GIVEN TASK: Determine which lines contain the word "JSON", then copy those lines.
* begin STORED DATA *
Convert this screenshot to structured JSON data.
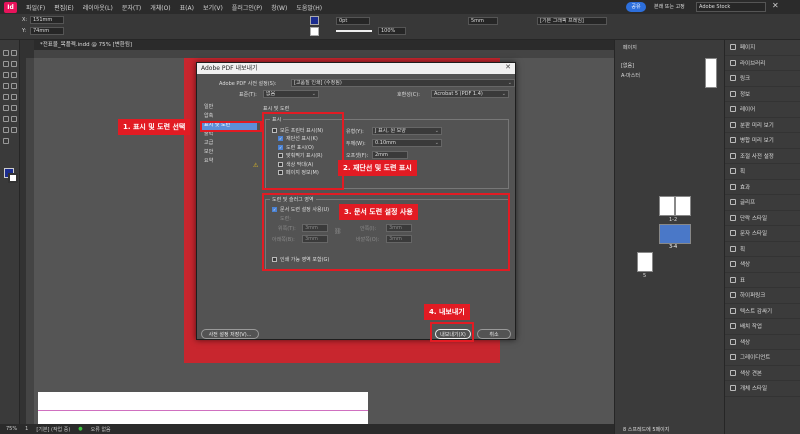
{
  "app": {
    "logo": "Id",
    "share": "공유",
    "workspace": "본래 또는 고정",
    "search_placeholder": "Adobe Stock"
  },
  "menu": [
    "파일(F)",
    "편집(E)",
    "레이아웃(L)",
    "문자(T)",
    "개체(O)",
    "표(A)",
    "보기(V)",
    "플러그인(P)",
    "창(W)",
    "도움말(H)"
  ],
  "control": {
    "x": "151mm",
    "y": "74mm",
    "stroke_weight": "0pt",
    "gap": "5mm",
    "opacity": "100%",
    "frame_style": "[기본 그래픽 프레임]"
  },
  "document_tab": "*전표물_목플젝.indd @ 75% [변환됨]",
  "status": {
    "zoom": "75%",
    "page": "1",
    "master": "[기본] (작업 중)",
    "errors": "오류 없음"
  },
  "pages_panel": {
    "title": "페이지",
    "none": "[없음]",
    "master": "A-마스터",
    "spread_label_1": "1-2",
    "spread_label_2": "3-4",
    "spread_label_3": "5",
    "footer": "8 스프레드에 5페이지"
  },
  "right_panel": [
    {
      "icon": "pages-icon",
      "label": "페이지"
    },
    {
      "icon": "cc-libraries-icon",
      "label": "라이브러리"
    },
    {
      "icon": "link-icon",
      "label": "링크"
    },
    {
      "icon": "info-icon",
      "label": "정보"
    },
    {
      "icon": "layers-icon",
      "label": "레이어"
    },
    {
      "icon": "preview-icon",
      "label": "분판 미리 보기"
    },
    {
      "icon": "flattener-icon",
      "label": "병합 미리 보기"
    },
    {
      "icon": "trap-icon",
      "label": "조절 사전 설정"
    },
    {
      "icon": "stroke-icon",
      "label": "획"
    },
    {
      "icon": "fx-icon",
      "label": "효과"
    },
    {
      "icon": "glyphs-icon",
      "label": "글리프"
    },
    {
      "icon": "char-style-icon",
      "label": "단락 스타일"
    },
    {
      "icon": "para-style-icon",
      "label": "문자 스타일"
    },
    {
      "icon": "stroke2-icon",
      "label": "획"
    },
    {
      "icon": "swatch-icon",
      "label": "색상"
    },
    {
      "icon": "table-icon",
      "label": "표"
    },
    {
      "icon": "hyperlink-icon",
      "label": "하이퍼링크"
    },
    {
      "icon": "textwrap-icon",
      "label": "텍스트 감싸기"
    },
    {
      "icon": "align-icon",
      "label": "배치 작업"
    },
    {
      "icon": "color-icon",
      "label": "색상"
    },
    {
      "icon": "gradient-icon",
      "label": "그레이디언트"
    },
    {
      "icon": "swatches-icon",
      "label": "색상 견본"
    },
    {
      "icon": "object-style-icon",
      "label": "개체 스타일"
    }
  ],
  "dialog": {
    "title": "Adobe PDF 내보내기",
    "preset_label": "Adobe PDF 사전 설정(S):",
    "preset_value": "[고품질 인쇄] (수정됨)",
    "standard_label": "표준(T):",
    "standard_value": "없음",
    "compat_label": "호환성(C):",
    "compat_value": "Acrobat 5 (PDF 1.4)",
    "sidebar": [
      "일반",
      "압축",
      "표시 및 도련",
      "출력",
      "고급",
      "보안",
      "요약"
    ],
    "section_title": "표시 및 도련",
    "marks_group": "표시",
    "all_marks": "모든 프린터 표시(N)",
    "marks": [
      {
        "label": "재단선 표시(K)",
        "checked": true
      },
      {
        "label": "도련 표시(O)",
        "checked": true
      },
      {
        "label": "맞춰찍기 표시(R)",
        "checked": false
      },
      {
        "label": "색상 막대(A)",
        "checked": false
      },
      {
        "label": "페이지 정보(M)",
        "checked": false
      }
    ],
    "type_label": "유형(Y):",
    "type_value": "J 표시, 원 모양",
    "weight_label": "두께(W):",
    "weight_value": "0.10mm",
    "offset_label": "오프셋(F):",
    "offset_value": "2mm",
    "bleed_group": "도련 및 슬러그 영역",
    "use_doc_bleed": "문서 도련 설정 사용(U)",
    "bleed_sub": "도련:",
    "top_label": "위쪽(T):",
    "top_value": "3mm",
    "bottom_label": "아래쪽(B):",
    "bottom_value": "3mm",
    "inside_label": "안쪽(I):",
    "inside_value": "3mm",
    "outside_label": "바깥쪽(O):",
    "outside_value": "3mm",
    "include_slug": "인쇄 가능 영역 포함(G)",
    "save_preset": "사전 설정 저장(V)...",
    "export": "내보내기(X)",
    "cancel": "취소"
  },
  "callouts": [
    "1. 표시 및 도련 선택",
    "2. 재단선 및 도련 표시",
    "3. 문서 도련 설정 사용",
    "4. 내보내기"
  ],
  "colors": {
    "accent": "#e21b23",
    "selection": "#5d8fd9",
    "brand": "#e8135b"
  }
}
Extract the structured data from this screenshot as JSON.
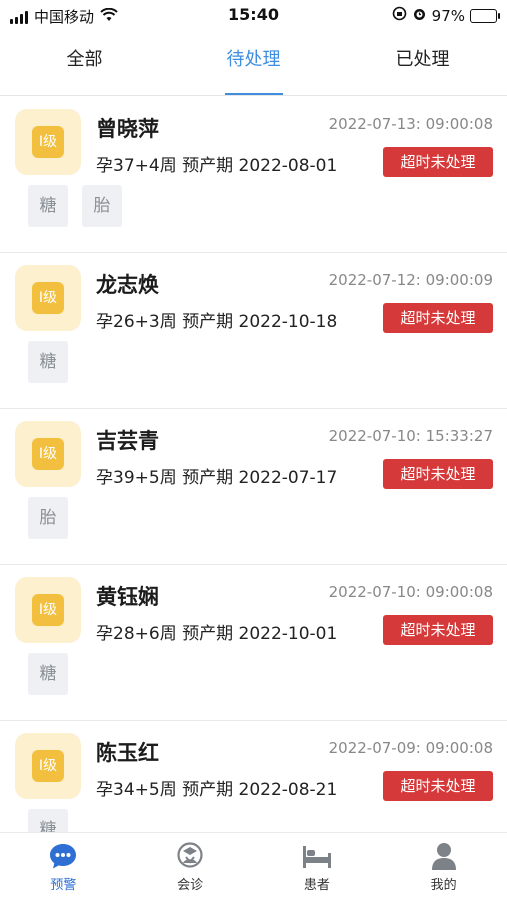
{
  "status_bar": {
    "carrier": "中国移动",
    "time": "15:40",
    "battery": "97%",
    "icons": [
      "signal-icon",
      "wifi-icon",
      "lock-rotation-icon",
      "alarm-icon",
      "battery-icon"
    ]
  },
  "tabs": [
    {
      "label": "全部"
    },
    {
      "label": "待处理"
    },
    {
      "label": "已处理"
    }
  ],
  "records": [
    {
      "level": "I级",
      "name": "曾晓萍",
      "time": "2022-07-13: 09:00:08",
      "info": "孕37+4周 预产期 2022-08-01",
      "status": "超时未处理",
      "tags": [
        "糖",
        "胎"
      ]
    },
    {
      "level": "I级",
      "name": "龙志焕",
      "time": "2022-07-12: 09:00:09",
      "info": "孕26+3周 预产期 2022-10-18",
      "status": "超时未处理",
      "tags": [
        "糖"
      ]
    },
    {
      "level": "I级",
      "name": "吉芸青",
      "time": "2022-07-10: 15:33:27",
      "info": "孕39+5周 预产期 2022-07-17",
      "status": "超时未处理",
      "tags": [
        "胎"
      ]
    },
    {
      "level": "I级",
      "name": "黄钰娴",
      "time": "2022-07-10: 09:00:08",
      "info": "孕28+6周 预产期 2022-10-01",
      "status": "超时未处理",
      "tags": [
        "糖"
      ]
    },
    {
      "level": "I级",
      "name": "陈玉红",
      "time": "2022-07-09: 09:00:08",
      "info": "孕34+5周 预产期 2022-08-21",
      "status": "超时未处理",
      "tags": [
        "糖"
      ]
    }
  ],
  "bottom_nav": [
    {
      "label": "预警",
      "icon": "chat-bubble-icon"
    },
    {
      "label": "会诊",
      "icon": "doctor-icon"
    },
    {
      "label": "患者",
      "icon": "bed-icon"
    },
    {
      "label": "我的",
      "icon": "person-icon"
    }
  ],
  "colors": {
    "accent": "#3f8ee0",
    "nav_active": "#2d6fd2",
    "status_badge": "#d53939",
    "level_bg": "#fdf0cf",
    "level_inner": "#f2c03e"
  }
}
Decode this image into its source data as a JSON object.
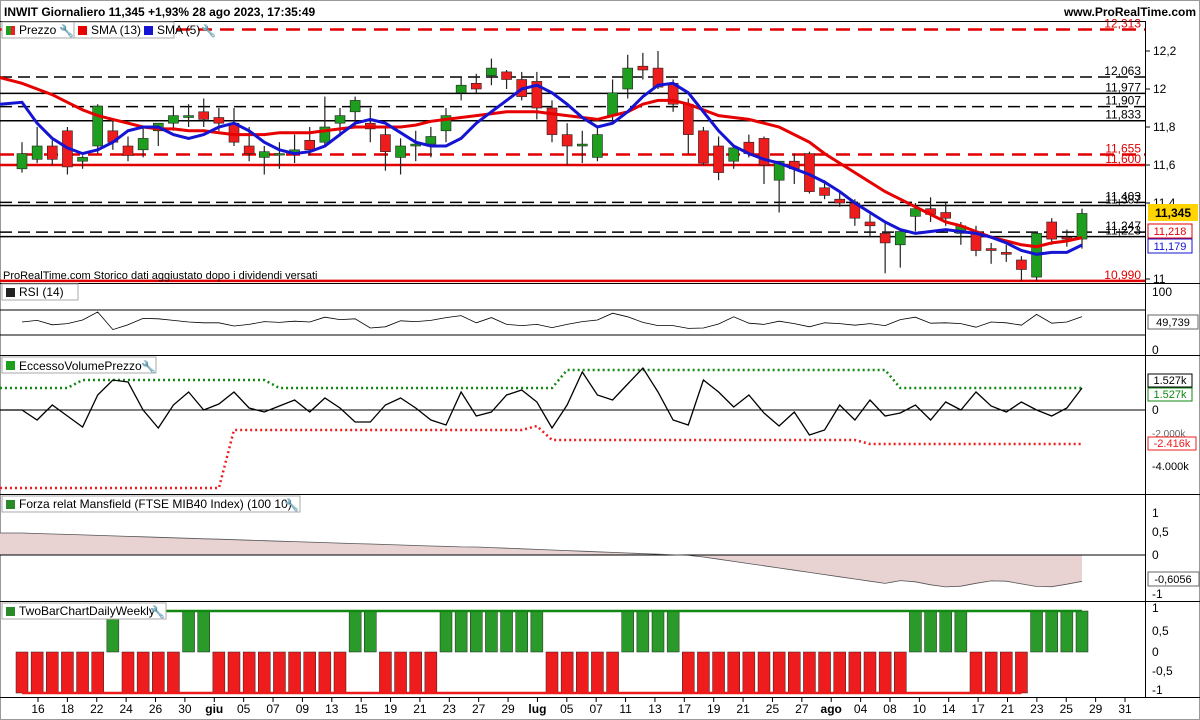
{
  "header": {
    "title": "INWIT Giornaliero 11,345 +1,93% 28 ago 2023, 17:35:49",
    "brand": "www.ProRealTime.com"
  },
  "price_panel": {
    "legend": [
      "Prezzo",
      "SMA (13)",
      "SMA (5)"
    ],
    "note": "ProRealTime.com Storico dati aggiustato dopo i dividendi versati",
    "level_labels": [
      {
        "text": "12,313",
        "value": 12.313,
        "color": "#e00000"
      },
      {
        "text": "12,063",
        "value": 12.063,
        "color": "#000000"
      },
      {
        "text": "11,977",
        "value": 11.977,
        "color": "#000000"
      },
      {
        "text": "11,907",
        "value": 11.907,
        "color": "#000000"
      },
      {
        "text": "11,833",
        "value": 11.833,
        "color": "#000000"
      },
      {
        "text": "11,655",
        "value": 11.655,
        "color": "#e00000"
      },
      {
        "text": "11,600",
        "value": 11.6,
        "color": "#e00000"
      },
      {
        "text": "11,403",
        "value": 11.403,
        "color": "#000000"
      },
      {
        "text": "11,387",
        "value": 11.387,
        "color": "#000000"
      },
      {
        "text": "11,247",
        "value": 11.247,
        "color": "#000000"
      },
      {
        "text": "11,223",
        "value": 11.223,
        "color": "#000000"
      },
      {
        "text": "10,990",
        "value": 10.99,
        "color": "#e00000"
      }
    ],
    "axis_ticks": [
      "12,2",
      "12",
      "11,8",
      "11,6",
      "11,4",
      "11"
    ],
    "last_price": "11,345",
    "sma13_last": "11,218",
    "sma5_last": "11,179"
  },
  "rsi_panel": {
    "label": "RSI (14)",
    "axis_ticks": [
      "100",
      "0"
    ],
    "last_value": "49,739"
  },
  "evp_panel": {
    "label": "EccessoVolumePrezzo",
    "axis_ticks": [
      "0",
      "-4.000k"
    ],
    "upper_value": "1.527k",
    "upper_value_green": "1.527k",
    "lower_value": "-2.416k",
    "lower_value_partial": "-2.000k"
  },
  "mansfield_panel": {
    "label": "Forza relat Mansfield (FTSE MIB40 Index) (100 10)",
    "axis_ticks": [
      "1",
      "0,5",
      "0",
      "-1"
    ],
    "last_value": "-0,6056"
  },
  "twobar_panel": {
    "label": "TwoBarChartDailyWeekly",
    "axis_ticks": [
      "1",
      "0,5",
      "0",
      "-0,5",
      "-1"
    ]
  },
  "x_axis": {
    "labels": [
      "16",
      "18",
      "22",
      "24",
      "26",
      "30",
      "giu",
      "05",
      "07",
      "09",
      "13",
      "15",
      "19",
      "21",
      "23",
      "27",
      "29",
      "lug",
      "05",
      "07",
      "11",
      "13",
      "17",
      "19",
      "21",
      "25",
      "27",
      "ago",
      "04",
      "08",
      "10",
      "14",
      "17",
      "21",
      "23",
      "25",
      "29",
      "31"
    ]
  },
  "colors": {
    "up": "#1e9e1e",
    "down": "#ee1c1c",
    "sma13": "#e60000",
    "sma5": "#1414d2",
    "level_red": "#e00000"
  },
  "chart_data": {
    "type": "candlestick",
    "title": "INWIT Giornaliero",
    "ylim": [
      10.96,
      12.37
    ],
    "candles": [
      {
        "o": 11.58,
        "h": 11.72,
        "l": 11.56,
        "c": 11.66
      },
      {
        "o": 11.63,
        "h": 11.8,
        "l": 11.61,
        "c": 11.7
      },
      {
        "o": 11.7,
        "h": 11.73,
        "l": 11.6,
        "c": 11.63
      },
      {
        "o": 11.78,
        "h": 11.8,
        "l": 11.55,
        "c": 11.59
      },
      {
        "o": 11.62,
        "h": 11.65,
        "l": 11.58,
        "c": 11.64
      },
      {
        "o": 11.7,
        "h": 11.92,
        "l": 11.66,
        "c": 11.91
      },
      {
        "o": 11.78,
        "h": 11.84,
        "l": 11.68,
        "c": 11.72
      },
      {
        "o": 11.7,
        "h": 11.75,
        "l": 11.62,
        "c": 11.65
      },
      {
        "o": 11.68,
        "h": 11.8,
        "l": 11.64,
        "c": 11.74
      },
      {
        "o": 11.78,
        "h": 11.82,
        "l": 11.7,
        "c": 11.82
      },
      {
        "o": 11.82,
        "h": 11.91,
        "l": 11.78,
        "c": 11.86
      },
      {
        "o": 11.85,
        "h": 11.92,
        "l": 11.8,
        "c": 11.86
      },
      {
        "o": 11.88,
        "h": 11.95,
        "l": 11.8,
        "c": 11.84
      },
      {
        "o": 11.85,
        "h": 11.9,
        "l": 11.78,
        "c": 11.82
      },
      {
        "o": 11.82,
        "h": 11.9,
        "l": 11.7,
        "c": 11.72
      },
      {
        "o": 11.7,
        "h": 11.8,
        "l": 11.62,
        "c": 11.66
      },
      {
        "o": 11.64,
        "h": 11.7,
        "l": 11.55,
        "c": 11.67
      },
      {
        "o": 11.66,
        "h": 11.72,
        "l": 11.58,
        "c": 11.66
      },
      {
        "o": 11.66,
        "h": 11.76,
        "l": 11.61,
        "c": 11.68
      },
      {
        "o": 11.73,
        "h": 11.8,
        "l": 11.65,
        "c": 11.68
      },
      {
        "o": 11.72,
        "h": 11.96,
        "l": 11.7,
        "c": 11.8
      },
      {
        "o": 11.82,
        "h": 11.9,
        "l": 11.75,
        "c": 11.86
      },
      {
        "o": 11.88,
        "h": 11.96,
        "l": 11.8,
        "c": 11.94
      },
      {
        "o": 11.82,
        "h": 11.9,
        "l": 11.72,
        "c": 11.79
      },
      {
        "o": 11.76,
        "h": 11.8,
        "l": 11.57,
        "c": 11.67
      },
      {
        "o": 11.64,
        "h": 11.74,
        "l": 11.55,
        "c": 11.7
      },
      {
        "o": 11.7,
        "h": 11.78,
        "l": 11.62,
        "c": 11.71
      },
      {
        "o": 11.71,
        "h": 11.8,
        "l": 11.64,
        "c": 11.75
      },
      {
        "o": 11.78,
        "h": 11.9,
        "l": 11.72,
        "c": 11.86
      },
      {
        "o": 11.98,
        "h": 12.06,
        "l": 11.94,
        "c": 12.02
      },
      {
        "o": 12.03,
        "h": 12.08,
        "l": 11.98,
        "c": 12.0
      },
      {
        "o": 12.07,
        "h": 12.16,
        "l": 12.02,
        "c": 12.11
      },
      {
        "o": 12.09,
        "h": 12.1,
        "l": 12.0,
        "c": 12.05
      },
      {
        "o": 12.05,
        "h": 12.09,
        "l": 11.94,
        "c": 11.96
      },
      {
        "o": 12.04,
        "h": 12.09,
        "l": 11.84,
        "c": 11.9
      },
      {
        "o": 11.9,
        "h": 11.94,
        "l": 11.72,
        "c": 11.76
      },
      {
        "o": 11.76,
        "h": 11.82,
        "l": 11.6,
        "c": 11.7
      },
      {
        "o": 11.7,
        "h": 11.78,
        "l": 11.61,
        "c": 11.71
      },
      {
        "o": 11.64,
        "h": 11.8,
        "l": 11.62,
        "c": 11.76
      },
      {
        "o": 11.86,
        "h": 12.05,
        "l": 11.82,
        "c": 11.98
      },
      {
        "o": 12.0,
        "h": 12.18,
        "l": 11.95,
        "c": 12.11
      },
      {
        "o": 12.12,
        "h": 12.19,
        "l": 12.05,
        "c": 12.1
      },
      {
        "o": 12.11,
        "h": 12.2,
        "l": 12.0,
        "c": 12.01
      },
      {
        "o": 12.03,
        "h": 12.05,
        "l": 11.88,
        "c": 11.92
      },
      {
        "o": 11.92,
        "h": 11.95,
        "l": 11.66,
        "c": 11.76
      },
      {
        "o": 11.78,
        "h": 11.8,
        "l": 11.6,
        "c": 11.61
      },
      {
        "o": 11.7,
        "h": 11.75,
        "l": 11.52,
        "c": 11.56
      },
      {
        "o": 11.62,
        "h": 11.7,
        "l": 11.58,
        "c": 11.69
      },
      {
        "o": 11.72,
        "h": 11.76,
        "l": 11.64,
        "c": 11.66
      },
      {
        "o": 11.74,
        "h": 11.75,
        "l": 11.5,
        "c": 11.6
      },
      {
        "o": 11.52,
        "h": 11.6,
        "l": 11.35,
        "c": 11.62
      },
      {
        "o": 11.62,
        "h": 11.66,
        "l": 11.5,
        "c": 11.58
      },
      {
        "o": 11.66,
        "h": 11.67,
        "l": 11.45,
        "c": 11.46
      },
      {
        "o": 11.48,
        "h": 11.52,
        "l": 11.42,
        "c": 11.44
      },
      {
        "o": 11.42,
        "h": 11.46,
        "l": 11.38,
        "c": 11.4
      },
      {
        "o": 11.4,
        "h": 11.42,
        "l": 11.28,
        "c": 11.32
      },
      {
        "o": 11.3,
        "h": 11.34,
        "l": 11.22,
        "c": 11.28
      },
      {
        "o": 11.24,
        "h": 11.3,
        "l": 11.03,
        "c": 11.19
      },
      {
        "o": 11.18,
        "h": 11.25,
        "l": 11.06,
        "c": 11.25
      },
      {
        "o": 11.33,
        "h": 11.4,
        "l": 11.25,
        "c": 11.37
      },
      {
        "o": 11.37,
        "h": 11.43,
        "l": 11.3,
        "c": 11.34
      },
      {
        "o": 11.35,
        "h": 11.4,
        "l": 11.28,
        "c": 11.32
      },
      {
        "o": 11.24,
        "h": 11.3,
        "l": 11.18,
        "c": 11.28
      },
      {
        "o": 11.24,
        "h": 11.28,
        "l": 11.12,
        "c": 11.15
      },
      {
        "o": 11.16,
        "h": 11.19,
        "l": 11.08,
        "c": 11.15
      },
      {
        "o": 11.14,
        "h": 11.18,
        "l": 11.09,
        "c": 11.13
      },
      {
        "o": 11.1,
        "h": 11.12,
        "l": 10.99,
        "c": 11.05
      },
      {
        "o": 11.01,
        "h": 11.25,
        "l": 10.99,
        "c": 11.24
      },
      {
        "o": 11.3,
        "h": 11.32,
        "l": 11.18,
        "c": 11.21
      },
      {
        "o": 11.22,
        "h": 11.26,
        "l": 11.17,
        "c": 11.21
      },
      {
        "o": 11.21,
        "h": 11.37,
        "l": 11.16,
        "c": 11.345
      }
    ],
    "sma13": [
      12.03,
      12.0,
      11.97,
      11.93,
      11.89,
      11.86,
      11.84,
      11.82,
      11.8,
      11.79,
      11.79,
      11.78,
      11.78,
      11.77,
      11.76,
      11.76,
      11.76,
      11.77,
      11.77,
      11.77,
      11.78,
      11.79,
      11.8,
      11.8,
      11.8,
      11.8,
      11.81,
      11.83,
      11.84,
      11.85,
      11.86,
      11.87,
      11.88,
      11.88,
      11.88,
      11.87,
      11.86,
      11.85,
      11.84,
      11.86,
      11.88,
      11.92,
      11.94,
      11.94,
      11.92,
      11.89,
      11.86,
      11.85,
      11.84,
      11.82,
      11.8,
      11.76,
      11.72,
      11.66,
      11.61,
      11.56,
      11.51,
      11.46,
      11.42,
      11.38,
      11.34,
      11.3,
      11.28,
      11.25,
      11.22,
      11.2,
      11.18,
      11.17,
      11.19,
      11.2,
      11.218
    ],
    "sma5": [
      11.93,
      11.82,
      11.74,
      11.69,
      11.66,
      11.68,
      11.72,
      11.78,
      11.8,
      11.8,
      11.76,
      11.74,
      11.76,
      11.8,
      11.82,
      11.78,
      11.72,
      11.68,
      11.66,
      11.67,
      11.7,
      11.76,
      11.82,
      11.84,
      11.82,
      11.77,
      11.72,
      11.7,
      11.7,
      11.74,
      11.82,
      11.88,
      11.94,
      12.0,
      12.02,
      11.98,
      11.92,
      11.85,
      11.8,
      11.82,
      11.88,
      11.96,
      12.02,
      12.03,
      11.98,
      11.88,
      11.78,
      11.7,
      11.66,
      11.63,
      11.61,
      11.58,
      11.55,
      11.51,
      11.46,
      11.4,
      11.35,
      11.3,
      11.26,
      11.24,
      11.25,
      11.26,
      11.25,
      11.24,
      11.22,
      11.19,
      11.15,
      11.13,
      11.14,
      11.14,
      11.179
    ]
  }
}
* end STORED DATA *
OUTPUT OF THE TASK:
Convert this screenshot to structured JSON data.
Extract the structured data from this screenshot as JSON.
Decode this image into its source data as a JSON object.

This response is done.